[Saved data entries]
------------------------

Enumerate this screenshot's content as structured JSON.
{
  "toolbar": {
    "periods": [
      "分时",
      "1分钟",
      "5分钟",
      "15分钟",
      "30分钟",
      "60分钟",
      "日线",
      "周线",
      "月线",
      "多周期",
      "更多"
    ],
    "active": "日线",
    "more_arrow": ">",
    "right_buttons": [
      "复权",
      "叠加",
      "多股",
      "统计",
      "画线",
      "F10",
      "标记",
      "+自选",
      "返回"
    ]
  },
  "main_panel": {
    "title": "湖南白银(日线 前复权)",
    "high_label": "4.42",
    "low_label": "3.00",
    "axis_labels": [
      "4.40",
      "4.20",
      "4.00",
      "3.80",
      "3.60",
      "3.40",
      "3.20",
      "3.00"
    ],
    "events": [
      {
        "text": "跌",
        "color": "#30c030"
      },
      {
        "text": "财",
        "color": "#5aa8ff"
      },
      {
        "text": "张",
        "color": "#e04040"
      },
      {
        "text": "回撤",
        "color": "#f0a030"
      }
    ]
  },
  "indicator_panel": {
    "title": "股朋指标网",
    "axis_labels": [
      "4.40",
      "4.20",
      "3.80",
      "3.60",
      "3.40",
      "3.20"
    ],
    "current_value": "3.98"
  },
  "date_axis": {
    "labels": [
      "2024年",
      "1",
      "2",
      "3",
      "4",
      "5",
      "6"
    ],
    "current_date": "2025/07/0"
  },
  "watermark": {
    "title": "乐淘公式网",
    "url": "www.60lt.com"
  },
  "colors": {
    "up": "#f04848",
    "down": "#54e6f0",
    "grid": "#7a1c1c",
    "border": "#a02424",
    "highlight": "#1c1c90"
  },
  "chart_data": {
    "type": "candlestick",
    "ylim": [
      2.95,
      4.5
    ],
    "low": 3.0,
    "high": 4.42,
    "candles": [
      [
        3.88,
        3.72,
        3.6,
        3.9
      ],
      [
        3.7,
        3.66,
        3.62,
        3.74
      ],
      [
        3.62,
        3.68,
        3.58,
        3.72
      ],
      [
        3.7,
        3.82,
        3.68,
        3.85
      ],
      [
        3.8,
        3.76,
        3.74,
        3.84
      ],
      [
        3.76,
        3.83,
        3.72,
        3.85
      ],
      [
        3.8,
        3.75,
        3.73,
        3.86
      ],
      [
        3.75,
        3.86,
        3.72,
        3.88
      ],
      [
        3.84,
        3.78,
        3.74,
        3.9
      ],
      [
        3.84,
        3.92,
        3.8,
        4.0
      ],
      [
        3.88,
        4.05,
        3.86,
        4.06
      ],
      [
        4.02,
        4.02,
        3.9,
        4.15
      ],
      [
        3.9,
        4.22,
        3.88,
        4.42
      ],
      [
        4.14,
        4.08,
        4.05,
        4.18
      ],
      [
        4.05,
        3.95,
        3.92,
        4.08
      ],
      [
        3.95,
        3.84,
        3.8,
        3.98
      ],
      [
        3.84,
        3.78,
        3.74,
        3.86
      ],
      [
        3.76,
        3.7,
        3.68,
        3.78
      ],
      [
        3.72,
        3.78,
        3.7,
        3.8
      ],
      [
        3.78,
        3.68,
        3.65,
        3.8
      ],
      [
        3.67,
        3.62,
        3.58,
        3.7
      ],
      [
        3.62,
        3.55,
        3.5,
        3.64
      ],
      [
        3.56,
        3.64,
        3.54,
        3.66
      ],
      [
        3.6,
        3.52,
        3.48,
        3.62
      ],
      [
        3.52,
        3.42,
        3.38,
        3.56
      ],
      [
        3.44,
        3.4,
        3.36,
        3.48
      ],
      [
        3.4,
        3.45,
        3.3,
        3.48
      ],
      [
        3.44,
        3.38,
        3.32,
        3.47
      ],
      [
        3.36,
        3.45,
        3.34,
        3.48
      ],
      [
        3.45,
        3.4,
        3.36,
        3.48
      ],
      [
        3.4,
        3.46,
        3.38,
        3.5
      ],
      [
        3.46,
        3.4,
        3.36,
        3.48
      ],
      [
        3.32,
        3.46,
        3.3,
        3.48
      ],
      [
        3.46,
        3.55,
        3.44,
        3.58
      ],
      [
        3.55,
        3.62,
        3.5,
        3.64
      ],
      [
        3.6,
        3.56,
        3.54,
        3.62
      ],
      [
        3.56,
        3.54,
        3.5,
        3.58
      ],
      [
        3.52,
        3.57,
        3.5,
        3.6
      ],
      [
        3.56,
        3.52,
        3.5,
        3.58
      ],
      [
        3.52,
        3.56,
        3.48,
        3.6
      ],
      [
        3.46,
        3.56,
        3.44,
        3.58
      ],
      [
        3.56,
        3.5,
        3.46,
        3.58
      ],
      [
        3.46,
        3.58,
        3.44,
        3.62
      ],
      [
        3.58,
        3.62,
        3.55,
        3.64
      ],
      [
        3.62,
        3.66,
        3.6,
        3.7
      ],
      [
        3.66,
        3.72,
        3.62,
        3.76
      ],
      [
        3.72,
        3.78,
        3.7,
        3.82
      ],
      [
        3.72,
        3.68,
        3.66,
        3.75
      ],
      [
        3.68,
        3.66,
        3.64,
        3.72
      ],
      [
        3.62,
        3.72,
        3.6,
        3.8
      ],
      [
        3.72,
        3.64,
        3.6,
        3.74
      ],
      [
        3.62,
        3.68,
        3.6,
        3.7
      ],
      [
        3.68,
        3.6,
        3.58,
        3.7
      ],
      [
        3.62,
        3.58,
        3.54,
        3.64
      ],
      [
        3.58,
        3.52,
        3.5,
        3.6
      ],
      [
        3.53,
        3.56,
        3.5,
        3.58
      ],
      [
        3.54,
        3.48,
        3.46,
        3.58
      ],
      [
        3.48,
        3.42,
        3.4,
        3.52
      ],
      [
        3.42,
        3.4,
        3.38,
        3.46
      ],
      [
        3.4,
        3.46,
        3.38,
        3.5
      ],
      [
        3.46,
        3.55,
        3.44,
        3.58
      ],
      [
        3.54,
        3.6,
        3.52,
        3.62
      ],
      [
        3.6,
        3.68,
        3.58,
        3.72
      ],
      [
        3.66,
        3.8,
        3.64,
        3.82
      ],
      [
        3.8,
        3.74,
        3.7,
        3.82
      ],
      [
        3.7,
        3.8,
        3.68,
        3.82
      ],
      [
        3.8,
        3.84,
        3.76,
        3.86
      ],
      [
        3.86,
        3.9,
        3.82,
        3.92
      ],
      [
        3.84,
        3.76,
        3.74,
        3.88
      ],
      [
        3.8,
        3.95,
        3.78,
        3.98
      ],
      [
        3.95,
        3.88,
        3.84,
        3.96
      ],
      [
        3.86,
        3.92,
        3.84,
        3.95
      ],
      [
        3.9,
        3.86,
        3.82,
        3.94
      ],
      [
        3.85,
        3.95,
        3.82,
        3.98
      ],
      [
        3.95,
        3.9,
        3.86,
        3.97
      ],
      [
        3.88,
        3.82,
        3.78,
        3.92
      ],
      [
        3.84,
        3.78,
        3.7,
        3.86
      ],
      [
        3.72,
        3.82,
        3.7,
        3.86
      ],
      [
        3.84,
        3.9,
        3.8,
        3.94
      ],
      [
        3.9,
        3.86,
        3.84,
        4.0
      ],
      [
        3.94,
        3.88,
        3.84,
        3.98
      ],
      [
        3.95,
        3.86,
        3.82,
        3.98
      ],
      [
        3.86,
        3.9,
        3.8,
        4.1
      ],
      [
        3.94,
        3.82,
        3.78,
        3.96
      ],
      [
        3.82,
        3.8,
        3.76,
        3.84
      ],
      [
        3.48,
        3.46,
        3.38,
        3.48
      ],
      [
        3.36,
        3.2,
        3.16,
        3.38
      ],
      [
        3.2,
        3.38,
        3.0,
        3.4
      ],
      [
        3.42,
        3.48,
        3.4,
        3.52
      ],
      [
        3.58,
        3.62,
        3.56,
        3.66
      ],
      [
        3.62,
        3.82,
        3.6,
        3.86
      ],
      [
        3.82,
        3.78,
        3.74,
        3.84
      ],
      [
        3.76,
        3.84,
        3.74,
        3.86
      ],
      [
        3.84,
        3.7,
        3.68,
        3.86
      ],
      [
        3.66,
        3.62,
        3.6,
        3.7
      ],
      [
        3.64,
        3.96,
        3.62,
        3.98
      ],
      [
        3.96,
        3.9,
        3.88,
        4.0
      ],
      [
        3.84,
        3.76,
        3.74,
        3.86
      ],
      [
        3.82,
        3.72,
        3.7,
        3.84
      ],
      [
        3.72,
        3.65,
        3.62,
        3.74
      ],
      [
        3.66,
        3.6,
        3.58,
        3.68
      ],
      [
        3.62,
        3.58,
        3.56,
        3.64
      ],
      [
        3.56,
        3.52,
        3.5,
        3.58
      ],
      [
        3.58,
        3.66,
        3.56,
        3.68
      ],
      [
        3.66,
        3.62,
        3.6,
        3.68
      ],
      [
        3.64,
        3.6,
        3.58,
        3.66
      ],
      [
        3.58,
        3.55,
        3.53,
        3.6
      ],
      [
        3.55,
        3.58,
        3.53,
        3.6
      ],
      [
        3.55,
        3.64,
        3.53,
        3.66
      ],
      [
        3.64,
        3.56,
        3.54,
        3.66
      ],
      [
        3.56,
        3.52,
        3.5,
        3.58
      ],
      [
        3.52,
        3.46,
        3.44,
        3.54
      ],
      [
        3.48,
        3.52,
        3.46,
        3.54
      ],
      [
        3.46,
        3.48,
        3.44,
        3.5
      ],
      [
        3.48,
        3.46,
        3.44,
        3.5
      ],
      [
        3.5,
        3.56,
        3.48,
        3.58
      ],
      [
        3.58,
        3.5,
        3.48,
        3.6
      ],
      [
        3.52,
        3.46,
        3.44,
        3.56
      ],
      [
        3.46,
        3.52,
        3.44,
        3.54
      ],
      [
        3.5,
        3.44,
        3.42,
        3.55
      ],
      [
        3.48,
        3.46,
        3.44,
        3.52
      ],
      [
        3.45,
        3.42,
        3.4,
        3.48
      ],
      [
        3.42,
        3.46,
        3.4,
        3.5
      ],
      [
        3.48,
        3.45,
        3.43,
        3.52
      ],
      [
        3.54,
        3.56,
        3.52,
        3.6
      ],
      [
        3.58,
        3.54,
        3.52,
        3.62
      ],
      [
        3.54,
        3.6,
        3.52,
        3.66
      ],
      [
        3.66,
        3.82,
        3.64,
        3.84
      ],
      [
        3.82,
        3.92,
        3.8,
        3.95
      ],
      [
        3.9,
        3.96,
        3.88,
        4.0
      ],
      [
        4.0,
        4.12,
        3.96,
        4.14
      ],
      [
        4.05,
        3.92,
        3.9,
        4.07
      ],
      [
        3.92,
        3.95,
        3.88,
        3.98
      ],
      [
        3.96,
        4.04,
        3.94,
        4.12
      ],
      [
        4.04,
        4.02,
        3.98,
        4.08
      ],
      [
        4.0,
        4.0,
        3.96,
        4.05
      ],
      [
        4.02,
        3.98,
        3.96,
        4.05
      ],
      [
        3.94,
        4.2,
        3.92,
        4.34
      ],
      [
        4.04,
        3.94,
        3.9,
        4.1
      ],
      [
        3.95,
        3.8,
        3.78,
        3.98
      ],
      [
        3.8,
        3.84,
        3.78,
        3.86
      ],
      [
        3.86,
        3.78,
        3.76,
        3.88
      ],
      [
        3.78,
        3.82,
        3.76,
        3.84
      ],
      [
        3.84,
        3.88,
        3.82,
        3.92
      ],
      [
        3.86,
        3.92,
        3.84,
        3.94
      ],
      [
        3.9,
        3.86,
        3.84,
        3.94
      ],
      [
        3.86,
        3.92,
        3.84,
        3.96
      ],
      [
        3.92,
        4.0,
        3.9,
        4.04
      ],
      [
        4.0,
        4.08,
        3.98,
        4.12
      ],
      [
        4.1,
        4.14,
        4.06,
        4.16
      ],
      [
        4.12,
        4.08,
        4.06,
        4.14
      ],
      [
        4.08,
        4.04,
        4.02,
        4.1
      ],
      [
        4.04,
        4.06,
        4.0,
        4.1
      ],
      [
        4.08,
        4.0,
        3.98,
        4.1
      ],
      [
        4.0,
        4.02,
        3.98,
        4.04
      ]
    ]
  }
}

------------------------

Job
Across the entries, how many lines contain "title"? Reply with the number only.

Problem solution
3